# Records for this exercise start

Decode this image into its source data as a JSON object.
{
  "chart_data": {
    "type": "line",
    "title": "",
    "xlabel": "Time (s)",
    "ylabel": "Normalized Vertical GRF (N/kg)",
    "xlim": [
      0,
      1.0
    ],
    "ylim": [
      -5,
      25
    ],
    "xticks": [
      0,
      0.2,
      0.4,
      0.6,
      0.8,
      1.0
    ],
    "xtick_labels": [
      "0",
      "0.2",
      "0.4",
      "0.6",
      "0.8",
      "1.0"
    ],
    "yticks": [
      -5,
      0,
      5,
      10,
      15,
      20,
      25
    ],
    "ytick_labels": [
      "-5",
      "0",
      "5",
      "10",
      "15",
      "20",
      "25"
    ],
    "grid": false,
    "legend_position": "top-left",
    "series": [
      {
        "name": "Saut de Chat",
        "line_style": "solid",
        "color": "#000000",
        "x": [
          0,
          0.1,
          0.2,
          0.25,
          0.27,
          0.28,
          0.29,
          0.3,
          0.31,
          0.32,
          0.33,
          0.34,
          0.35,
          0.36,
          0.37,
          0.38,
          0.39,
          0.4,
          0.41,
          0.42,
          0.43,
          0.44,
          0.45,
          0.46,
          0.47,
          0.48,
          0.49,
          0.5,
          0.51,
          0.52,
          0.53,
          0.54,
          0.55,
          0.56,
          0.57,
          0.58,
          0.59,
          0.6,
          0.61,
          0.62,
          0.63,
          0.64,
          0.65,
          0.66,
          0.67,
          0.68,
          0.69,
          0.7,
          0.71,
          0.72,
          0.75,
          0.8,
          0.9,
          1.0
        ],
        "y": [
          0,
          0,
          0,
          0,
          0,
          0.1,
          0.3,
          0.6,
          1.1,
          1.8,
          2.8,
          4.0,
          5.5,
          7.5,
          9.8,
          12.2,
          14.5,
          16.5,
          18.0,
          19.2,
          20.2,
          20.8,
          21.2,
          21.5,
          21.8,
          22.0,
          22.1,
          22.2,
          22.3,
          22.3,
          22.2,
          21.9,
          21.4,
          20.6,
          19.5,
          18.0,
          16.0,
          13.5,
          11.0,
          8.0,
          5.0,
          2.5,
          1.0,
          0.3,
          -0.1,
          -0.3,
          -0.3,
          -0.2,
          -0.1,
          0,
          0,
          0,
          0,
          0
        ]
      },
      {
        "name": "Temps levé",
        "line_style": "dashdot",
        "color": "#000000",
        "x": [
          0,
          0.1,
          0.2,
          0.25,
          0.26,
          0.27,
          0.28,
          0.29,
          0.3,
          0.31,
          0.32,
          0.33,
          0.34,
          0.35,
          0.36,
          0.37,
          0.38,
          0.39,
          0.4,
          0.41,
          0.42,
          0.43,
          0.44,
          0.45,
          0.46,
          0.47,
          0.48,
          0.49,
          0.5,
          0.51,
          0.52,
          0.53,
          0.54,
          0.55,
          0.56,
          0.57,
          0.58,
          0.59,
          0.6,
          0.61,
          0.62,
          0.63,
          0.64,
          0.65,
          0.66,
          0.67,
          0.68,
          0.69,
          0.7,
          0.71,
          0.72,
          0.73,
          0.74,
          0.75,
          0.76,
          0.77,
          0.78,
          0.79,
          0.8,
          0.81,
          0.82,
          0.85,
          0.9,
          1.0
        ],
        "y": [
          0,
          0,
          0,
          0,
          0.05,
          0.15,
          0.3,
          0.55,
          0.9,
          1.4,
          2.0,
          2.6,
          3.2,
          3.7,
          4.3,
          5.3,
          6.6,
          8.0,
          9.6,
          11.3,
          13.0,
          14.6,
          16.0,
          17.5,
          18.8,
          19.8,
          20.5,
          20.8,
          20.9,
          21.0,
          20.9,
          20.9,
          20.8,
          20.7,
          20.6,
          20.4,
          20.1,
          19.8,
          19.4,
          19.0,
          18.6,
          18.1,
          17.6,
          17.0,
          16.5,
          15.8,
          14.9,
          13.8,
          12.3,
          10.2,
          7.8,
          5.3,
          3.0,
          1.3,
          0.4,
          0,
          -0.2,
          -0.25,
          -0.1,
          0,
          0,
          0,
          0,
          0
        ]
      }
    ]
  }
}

# Records for this exercise end

# To be done
Your task is to extract all of the records exactly.

# Exercise result
Decode this image into its source data as a JSON object.
{
  "chart_data": {
    "type": "line",
    "title": "",
    "xlabel": "Time (s)",
    "ylabel": "Normalized Vertical GRF (N/kg)",
    "xlim": [
      0,
      1.0
    ],
    "ylim": [
      -5,
      25
    ],
    "xticks": [
      0,
      0.2,
      0.4,
      0.6,
      0.8,
      1.0
    ],
    "xtick_labels": [
      "0",
      "0.2",
      "0.4",
      "0.6",
      "0.8",
      "1.0"
    ],
    "yticks": [
      -5,
      0,
      5,
      10,
      15,
      20,
      25
    ],
    "ytick_labels": [
      "-5",
      "0",
      "5",
      "10",
      "15",
      "20",
      "25"
    ],
    "grid": false,
    "legend_position": "top-left",
    "series": [
      {
        "name": "Saut de Chat",
        "line_style": "solid",
        "color": "#000000",
        "x": [
          0,
          0.1,
          0.2,
          0.25,
          0.27,
          0.28,
          0.29,
          0.3,
          0.31,
          0.32,
          0.33,
          0.34,
          0.35,
          0.36,
          0.37,
          0.38,
          0.39,
          0.4,
          0.41,
          0.42,
          0.43,
          0.44,
          0.45,
          0.46,
          0.47,
          0.48,
          0.49,
          0.5,
          0.51,
          0.52,
          0.53,
          0.54,
          0.55,
          0.56,
          0.57,
          0.58,
          0.59,
          0.6,
          0.61,
          0.62,
          0.63,
          0.64,
          0.65,
          0.66,
          0.67,
          0.68,
          0.69,
          0.7,
          0.71,
          0.72,
          0.75,
          0.8,
          0.9,
          1.0
        ],
        "y": [
          0,
          0,
          0,
          0,
          0,
          0.1,
          0.3,
          0.6,
          1.1,
          1.8,
          2.8,
          4.0,
          5.5,
          7.5,
          9.8,
          12.2,
          14.5,
          16.5,
          18.0,
          19.2,
          20.2,
          20.8,
          21.2,
          21.5,
          21.8,
          22.0,
          22.1,
          22.2,
          22.3,
          22.3,
          22.2,
          21.9,
          21.4,
          20.6,
          19.5,
          18.0,
          16.0,
          13.5,
          11.0,
          8.0,
          5.0,
          2.5,
          1.0,
          0.3,
          -0.1,
          -0.3,
          -0.3,
          -0.2,
          -0.1,
          0,
          0,
          0,
          0,
          0
        ]
      },
      {
        "name": "Temps levé",
        "line_style": "dashdot",
        "color": "#000000",
        "x": [
          0,
          0.1,
          0.2,
          0.25,
          0.26,
          0.27,
          0.28,
          0.29,
          0.3,
          0.31,
          0.32,
          0.33,
          0.34,
          0.35,
          0.36,
          0.37,
          0.38,
          0.39,
          0.4,
          0.41,
          0.42,
          0.43,
          0.44,
          0.45,
          0.46,
          0.47,
          0.48,
          0.49,
          0.5,
          0.51,
          0.52,
          0.53,
          0.54,
          0.55,
          0.56,
          0.57,
          0.58,
          0.59,
          0.6,
          0.61,
          0.62,
          0.63,
          0.64,
          0.65,
          0.66,
          0.67,
          0.68,
          0.69,
          0.7,
          0.71,
          0.72,
          0.73,
          0.74,
          0.75,
          0.76,
          0.77,
          0.78,
          0.79,
          0.8,
          0.81,
          0.82,
          0.85,
          0.9,
          1.0
        ],
        "y": [
          0,
          0,
          0,
          0,
          0.05,
          0.15,
          0.3,
          0.55,
          0.9,
          1.4,
          2.0,
          2.6,
          3.2,
          3.7,
          4.3,
          5.3,
          6.6,
          8.0,
          9.6,
          11.3,
          13.0,
          14.6,
          16.0,
          17.5,
          18.8,
          19.8,
          20.5,
          20.8,
          20.9,
          21.0,
          20.9,
          20.9,
          20.8,
          20.7,
          20.6,
          20.4,
          20.1,
          19.8,
          19.4,
          19.0,
          18.6,
          18.1,
          17.6,
          17.0,
          16.5,
          15.8,
          14.9,
          13.8,
          12.3,
          10.2,
          7.8,
          5.3,
          3.0,
          1.3,
          0.4,
          0,
          -0.2,
          -0.25,
          -0.1,
          0,
          0,
          0,
          0,
          0
        ]
      }
    ]
  }
}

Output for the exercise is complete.